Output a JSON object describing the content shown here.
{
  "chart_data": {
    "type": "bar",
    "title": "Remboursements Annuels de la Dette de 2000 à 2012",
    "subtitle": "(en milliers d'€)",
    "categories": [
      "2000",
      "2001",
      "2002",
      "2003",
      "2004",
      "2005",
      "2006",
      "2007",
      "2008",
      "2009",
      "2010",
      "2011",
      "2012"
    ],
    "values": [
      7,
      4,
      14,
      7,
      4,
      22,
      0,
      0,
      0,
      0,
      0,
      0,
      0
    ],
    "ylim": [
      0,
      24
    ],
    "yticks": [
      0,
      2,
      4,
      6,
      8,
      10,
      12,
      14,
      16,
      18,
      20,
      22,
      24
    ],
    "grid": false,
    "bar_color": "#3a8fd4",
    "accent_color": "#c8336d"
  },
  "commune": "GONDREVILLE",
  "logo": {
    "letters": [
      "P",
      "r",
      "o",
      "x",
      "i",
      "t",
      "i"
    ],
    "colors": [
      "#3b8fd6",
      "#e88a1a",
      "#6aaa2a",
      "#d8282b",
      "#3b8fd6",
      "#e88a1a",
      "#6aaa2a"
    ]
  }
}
* * * * * * * * *
→ **Set task**
Print out all the entries precisely as written.

→ **Full answer**
Output a JSON object describing the content shown here.
{
  "chart_data": {
    "type": "bar",
    "title": "Remboursements Annuels de la Dette de 2000 à 2012",
    "subtitle": "(en milliers d'€)",
    "categories": [
      "2000",
      "2001",
      "2002",
      "2003",
      "2004",
      "2005",
      "2006",
      "2007",
      "2008",
      "2009",
      "2010",
      "2011",
      "2012"
    ],
    "values": [
      7,
      4,
      14,
      7,
      4,
      22,
      0,
      0,
      0,
      0,
      0,
      0,
      0
    ],
    "ylim": [
      0,
      24
    ],
    "yticks": [
      0,
      2,
      4,
      6,
      8,
      10,
      12,
      14,
      16,
      18,
      20,
      22,
      24
    ],
    "grid": false,
    "bar_color": "#3a8fd4",
    "accent_color": "#c8336d"
  },
  "commune": "GONDREVILLE",
  "logo": {
    "letters": [
      "P",
      "r",
      "o",
      "x",
      "i",
      "t",
      "i"
    ],
    "colors": [
      "#3b8fd6",
      "#e88a1a",
      "#6aaa2a",
      "#d8282b",
      "#3b8fd6",
      "#e88a1a",
      "#6aaa2a"
    ]
  }
}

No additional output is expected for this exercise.